→ What to produce
Search the listing for the string "true" and copy every line that contains it.
• • • • •
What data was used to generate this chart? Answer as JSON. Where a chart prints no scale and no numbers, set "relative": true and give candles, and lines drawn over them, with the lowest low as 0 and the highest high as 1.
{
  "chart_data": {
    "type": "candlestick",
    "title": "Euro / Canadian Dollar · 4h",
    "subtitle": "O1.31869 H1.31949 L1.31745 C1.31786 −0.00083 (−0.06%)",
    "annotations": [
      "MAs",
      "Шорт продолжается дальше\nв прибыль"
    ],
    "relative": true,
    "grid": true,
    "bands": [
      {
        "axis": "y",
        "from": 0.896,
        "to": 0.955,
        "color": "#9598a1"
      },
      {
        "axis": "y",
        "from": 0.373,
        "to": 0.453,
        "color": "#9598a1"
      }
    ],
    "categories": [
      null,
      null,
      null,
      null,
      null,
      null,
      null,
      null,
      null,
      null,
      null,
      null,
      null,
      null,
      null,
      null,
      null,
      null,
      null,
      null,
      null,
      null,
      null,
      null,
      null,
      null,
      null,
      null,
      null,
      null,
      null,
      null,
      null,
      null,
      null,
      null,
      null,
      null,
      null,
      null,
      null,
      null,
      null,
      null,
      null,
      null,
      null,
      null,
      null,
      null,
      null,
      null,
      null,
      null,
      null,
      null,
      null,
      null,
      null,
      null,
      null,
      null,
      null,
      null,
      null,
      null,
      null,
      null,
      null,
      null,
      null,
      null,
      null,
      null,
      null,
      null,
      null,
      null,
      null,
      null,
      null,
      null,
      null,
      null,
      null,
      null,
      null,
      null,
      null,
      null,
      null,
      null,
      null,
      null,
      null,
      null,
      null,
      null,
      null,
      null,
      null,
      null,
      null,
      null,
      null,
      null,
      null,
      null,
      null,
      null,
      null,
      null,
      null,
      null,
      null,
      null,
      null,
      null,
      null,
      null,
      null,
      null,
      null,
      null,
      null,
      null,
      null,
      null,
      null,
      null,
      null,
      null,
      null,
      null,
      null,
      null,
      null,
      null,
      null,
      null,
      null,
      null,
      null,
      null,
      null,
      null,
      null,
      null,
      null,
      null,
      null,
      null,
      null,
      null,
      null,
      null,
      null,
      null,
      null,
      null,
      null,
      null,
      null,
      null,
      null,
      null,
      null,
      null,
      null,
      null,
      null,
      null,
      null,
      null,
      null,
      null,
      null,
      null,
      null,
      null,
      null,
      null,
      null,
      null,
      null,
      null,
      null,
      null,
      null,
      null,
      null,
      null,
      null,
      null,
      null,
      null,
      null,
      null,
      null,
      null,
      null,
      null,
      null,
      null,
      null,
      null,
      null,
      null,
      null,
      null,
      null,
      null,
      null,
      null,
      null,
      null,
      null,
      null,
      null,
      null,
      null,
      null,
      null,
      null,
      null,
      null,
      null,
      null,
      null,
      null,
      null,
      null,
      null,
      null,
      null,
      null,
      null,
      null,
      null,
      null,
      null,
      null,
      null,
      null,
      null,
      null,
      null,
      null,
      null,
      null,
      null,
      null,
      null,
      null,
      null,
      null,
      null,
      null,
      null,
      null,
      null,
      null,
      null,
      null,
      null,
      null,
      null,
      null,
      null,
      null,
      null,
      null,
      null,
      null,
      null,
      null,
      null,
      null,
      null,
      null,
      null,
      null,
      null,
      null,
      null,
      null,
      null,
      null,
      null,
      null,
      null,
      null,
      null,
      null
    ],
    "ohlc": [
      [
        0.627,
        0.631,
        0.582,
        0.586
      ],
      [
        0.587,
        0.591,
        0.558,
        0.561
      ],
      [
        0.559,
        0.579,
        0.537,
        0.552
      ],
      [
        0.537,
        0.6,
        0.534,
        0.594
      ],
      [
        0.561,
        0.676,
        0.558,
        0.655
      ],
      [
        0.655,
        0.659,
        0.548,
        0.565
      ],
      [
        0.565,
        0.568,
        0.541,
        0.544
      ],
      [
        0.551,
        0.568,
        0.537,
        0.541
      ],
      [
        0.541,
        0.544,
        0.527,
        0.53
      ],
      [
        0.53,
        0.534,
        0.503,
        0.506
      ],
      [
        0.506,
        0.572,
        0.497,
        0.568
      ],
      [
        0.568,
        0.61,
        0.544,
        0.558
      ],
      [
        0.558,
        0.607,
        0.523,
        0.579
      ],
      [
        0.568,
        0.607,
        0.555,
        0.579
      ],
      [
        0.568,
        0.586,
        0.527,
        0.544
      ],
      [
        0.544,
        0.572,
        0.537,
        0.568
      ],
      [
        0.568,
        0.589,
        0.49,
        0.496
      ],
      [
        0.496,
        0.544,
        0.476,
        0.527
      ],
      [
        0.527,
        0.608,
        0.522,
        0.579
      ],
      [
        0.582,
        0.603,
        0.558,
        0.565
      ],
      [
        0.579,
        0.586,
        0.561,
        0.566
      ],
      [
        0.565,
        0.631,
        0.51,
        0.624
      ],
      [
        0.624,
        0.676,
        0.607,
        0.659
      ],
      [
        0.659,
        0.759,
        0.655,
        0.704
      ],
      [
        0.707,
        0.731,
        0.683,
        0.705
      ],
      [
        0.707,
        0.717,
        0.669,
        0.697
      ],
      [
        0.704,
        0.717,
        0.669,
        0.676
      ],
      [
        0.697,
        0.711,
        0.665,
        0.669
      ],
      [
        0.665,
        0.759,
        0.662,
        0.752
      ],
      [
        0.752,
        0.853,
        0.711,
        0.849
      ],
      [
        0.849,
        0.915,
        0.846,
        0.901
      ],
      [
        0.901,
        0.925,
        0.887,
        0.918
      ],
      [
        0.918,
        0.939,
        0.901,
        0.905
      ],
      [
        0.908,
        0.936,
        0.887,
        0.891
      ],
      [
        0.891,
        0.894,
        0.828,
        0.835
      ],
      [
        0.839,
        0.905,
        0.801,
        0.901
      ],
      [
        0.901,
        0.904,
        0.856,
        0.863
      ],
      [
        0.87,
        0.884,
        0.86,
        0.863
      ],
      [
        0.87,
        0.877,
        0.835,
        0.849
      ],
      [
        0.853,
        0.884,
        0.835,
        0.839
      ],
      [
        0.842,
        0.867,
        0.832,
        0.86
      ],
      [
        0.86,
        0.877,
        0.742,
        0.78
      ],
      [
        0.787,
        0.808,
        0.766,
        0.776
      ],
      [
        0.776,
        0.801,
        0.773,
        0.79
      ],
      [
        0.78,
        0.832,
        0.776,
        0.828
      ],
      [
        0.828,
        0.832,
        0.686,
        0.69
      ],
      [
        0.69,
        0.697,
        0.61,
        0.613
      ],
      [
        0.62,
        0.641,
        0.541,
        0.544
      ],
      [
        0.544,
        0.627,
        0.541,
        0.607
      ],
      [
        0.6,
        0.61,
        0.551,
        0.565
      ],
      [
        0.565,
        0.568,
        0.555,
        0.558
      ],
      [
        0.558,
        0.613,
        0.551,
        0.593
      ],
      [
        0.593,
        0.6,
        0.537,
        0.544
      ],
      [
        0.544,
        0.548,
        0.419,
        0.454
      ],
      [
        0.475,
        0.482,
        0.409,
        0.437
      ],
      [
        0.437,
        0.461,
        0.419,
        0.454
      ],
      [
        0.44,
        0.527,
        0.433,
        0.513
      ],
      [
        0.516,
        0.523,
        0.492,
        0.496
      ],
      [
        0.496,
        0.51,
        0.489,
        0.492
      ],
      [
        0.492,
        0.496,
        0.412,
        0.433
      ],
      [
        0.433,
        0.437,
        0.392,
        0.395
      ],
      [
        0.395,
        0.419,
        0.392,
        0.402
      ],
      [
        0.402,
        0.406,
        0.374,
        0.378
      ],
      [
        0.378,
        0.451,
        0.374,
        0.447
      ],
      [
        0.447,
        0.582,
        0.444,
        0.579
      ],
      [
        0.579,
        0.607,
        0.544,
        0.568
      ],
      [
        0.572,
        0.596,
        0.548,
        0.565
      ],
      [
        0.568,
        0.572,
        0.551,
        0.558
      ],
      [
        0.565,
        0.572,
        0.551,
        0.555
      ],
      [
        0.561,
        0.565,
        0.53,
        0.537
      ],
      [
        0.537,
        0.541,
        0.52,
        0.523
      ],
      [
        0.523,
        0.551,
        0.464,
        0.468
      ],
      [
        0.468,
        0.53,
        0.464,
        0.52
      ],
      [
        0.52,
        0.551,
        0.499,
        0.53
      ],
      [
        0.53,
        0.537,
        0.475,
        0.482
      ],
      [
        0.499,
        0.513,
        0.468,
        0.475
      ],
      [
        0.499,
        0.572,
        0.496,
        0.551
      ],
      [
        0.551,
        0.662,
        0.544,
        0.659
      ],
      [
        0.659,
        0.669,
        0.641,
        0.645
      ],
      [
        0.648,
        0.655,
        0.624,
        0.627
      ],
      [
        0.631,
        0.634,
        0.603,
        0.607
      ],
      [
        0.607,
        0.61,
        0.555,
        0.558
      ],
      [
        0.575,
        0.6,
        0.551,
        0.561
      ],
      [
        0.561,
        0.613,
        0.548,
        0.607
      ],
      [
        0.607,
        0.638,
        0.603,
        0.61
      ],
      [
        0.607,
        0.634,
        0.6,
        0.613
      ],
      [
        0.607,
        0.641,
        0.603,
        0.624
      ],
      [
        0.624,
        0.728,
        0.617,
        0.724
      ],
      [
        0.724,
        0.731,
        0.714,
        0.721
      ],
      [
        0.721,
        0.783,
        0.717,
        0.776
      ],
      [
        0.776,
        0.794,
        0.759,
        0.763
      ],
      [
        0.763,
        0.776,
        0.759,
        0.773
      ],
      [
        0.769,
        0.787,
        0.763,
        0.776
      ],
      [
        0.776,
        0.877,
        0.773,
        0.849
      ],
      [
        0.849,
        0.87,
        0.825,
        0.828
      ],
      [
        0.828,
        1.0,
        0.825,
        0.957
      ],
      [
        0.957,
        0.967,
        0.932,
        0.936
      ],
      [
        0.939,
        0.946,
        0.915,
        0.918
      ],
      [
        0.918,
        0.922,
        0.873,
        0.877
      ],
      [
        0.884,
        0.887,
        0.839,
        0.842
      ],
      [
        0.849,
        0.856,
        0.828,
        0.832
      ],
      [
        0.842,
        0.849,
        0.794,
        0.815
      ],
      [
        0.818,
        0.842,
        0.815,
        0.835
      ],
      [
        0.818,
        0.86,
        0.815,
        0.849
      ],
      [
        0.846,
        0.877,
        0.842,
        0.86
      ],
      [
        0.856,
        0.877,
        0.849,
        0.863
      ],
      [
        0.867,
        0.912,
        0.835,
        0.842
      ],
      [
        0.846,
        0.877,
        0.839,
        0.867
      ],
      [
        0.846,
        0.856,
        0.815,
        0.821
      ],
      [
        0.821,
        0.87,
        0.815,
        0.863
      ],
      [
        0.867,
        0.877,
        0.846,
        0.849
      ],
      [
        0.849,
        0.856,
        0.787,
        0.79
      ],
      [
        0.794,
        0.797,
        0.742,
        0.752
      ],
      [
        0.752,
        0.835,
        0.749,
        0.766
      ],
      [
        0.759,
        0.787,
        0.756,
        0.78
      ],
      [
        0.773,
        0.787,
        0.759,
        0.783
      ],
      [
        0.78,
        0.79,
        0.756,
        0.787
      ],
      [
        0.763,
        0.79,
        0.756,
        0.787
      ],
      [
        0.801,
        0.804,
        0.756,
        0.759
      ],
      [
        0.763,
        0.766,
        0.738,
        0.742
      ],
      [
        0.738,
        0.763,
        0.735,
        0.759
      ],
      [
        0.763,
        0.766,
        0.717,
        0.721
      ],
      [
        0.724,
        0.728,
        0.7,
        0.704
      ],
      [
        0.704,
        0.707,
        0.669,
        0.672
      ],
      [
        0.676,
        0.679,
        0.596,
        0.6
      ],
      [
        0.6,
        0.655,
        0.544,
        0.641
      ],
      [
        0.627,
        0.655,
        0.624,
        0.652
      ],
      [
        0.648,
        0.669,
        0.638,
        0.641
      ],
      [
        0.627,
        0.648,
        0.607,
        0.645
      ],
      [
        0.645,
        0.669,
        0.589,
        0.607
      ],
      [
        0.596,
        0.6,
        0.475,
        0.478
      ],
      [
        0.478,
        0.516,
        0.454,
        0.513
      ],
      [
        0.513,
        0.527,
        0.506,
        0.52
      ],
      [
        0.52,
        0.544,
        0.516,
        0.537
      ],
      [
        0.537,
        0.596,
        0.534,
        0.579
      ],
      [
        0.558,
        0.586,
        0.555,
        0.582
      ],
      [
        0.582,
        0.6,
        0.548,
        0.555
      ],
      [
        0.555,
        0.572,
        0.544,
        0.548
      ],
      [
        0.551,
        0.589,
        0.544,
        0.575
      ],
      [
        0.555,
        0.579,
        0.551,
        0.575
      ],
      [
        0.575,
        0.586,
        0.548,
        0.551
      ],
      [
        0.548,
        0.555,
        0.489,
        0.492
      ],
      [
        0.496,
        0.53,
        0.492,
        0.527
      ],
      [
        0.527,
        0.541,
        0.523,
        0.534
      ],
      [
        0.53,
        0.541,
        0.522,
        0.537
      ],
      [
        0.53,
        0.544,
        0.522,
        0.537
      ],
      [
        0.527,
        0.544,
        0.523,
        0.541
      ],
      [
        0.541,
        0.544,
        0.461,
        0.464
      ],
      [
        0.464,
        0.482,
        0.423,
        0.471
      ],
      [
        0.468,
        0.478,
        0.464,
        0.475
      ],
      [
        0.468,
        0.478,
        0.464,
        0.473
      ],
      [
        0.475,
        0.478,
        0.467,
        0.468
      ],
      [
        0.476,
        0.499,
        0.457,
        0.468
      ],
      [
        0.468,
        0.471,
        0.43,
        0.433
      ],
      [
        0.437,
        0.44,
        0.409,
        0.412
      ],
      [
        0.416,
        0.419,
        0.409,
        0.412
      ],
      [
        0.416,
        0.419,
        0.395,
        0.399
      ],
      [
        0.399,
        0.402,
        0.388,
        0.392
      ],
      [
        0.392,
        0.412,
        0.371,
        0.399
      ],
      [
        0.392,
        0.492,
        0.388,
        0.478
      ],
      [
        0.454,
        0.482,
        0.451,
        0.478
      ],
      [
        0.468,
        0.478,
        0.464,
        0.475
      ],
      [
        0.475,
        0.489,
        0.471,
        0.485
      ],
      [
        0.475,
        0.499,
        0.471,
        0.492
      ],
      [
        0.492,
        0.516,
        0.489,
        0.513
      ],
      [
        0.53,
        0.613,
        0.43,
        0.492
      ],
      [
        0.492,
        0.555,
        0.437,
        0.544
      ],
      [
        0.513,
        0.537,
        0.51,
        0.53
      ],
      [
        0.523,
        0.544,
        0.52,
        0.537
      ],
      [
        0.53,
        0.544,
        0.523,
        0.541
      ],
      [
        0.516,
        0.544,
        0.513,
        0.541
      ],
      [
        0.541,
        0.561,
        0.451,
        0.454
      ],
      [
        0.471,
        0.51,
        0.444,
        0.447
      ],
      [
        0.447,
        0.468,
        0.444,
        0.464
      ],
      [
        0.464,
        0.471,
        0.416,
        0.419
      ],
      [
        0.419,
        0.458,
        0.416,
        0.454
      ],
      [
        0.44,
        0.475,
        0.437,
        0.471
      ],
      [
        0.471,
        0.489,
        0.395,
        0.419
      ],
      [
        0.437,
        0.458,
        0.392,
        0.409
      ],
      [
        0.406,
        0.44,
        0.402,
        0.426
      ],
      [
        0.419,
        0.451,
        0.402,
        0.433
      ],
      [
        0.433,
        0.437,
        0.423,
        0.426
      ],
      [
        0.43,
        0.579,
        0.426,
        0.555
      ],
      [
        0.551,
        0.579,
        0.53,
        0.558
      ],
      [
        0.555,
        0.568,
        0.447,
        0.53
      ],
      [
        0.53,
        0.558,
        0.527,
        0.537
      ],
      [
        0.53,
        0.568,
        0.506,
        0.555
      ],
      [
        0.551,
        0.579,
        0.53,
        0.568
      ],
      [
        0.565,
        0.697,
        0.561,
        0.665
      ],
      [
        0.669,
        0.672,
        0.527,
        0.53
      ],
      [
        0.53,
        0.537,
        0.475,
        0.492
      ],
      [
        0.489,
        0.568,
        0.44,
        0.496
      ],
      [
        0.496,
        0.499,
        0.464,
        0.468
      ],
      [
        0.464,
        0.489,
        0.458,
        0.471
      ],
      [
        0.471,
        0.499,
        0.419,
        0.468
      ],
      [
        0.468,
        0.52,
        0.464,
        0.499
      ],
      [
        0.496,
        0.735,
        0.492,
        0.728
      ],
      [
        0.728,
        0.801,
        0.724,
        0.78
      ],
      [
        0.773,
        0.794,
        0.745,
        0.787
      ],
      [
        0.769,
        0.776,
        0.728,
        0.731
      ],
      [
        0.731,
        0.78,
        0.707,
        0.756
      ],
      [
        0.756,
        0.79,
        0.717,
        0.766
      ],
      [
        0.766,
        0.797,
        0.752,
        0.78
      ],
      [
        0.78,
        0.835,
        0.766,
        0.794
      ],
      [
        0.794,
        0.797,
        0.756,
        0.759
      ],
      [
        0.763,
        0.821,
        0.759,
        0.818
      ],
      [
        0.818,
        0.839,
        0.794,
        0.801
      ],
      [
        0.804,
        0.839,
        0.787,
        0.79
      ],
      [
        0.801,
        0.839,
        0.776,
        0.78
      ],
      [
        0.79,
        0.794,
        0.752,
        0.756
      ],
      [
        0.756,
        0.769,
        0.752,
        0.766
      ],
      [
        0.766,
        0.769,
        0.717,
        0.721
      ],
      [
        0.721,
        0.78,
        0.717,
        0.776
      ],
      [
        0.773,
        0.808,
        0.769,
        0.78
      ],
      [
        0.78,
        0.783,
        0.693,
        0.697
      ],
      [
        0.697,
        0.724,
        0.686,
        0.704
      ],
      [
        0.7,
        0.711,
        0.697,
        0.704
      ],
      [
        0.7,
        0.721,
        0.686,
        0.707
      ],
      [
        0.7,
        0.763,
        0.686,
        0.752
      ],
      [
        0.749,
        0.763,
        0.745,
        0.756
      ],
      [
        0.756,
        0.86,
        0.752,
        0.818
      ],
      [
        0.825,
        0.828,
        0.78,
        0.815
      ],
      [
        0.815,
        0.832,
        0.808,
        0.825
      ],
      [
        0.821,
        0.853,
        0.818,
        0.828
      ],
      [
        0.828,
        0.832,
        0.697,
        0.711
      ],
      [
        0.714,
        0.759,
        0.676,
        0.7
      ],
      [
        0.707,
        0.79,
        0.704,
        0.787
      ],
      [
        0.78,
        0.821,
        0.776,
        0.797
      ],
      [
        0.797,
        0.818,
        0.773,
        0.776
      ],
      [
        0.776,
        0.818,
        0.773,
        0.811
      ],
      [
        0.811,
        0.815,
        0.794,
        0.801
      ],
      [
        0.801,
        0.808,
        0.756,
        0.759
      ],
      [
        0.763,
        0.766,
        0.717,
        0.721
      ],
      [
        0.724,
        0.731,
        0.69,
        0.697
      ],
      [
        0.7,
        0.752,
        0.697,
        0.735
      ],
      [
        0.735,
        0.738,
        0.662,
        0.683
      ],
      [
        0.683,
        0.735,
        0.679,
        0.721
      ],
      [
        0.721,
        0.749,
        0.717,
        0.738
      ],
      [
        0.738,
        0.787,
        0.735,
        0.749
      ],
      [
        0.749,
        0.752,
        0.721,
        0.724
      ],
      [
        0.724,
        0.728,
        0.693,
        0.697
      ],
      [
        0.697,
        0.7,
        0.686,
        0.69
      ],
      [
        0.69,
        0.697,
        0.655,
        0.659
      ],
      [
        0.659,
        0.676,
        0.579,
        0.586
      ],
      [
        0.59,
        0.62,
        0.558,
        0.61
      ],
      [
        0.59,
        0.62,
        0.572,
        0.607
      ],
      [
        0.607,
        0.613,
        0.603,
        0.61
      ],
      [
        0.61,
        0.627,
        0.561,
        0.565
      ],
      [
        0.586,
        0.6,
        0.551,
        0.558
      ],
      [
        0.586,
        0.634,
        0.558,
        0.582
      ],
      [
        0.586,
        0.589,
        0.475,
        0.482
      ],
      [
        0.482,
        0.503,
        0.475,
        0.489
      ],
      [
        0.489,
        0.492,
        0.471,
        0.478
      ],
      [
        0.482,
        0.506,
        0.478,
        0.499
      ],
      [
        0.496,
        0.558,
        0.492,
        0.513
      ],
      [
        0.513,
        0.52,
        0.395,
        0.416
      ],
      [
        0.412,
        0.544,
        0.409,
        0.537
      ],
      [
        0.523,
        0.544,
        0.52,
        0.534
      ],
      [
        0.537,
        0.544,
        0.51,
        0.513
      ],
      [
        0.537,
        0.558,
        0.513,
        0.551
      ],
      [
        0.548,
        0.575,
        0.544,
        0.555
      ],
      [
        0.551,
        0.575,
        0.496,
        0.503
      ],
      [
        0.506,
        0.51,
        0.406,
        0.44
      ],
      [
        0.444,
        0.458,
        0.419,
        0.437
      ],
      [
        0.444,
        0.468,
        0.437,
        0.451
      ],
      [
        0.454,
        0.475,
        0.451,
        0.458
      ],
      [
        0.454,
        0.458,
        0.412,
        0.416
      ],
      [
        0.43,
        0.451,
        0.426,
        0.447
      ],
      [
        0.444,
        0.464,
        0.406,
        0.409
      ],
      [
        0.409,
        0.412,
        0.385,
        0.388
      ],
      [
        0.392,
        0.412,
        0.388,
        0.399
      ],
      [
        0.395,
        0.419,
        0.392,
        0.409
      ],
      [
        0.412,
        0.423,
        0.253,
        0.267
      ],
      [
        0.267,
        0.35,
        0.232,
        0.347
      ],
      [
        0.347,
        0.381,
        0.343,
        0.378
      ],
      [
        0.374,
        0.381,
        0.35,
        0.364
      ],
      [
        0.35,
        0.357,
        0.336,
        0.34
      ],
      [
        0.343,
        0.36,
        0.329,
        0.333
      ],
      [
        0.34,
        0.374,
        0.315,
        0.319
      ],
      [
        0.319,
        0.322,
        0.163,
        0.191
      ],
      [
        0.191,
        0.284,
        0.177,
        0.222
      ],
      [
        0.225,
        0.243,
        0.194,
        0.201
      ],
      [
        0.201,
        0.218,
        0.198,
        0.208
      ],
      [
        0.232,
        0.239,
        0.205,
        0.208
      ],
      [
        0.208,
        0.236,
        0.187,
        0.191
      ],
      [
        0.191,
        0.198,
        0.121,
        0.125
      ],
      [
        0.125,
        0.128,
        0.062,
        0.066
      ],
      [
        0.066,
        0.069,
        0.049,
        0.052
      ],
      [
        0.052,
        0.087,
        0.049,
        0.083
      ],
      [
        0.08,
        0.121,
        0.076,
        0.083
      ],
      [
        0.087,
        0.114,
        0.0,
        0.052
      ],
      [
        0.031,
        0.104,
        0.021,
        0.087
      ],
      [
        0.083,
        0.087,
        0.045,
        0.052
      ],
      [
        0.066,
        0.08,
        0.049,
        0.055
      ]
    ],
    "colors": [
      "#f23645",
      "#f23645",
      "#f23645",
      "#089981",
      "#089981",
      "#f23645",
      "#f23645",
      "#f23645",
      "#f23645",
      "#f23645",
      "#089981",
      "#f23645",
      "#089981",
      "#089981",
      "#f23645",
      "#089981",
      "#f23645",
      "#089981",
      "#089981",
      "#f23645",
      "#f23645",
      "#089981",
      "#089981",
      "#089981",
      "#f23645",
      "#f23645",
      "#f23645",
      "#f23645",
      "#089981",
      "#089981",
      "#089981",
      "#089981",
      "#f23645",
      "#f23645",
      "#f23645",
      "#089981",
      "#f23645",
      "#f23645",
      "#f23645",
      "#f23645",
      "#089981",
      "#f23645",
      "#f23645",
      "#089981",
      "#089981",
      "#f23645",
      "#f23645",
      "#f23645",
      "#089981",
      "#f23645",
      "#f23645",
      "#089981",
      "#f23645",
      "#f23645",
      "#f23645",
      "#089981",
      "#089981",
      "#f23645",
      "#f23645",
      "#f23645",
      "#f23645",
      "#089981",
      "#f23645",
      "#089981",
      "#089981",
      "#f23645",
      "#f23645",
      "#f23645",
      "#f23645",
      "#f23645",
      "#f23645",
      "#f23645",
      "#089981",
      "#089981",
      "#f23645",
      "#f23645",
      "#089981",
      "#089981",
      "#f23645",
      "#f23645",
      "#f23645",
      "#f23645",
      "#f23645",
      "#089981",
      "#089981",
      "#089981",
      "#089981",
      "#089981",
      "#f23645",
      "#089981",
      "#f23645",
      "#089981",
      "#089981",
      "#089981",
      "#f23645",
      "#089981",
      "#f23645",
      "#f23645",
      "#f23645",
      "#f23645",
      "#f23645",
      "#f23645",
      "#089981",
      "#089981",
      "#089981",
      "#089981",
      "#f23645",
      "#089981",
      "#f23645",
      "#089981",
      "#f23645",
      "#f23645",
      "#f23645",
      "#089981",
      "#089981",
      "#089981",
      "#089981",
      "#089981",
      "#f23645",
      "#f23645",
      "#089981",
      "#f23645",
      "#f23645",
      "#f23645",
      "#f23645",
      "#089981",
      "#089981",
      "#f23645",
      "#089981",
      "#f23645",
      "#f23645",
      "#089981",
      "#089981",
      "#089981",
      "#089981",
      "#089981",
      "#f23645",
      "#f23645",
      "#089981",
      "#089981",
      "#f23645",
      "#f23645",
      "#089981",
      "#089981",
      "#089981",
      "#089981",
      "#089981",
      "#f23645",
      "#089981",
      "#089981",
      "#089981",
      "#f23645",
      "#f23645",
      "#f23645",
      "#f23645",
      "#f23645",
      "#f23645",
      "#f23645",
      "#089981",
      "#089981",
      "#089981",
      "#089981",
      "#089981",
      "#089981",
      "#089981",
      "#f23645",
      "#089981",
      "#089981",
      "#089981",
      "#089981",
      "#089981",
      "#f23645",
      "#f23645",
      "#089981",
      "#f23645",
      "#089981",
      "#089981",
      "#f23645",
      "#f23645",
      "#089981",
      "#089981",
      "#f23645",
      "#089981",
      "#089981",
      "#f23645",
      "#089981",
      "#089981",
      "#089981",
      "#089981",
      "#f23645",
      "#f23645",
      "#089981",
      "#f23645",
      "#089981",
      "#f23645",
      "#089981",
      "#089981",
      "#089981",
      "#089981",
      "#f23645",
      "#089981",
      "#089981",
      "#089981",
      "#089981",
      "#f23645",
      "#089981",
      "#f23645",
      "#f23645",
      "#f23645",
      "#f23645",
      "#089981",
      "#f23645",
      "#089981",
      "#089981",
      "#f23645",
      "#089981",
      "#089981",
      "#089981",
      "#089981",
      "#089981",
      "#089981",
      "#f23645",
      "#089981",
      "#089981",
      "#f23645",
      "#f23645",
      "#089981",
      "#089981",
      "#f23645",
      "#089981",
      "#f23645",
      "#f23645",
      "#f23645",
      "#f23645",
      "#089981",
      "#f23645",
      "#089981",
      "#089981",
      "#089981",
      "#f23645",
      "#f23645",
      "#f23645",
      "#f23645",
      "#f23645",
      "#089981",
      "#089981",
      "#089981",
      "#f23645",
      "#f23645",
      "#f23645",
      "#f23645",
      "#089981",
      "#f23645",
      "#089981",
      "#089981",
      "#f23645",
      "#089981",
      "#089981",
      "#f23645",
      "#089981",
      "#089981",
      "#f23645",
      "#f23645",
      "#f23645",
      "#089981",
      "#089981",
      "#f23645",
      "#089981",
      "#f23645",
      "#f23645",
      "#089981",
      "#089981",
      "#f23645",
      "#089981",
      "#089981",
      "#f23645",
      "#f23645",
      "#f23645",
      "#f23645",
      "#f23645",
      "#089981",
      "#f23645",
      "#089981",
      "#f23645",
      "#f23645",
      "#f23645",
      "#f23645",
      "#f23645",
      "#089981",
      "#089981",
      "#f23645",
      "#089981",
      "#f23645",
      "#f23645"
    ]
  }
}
• • • • •
→ Response to the exercise
What data was used to generate this chart? Answer as JSON. Where a chart prints no scale and no numbers, set "relative": true and give candles, and lines drawn over them, with the lowest low as 0 and the highest high as 1.
    "relative": true,
    "grid": true,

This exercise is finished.